[Stored entries]
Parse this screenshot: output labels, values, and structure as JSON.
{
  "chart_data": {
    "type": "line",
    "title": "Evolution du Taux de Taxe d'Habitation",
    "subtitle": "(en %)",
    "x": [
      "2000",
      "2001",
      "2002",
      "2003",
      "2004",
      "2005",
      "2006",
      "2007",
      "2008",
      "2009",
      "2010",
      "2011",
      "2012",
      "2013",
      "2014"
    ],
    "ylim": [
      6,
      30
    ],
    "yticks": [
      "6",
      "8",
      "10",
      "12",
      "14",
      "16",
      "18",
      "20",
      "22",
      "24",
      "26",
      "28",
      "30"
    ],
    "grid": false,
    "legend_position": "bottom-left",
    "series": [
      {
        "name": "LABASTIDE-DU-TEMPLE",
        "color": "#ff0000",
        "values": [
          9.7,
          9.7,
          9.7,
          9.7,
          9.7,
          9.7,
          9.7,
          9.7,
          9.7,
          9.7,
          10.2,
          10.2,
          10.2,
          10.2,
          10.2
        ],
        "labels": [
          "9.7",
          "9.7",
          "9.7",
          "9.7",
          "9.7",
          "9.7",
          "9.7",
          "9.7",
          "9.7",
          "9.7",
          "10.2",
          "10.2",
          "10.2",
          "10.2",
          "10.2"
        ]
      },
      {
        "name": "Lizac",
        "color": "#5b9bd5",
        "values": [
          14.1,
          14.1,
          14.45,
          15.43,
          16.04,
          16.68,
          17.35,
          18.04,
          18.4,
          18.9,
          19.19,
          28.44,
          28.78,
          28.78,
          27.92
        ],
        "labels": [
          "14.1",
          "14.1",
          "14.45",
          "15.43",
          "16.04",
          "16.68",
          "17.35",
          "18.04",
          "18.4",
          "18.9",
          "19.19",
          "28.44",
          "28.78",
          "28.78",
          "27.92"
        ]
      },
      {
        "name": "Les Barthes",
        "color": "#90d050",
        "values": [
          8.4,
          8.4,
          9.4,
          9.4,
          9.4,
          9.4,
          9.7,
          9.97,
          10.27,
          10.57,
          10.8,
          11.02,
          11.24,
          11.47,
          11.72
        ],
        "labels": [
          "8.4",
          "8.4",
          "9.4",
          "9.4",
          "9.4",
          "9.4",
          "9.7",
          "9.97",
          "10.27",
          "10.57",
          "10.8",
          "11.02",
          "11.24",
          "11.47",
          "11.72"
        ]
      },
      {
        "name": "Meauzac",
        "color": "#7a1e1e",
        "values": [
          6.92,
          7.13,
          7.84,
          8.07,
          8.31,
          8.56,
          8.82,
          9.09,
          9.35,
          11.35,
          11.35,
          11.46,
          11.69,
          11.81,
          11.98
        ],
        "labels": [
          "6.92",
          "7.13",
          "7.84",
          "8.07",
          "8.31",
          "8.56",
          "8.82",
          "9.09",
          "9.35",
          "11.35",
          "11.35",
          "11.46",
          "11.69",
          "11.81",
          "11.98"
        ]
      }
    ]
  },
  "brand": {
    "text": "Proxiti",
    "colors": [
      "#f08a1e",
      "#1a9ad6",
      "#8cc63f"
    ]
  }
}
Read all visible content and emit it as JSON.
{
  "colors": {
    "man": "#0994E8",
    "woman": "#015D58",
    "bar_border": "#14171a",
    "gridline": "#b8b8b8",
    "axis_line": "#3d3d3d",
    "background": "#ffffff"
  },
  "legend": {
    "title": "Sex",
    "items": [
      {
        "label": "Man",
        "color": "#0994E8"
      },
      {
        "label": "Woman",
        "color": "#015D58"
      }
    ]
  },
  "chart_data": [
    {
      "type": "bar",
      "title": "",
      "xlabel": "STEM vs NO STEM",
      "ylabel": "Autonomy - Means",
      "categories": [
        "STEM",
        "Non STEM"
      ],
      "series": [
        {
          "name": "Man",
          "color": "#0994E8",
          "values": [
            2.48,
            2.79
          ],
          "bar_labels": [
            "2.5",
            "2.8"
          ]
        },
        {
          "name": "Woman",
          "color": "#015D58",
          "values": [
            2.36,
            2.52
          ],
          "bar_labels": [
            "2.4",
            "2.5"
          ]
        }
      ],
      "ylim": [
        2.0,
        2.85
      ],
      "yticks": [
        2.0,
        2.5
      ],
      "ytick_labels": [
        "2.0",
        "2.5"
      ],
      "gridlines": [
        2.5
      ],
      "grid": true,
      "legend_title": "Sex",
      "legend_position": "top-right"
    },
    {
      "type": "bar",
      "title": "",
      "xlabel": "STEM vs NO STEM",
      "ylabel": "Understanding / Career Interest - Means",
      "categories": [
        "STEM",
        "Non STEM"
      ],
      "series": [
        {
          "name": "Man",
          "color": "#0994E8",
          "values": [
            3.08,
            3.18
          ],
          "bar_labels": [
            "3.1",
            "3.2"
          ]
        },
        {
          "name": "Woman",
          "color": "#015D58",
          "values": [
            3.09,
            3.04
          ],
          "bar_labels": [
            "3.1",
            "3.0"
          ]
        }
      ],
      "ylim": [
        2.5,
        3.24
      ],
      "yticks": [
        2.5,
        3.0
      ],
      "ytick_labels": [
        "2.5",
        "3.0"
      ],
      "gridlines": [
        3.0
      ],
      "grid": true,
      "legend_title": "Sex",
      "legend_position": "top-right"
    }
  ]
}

**STATED GOAL:** Using the listing above, list every line in which the string "JSON" occurs.

**ANSWER TO THIS TASK:**
Parse this screenshot: output labels, values, and structure as JSON.
Read all visible content and emit it as JSON.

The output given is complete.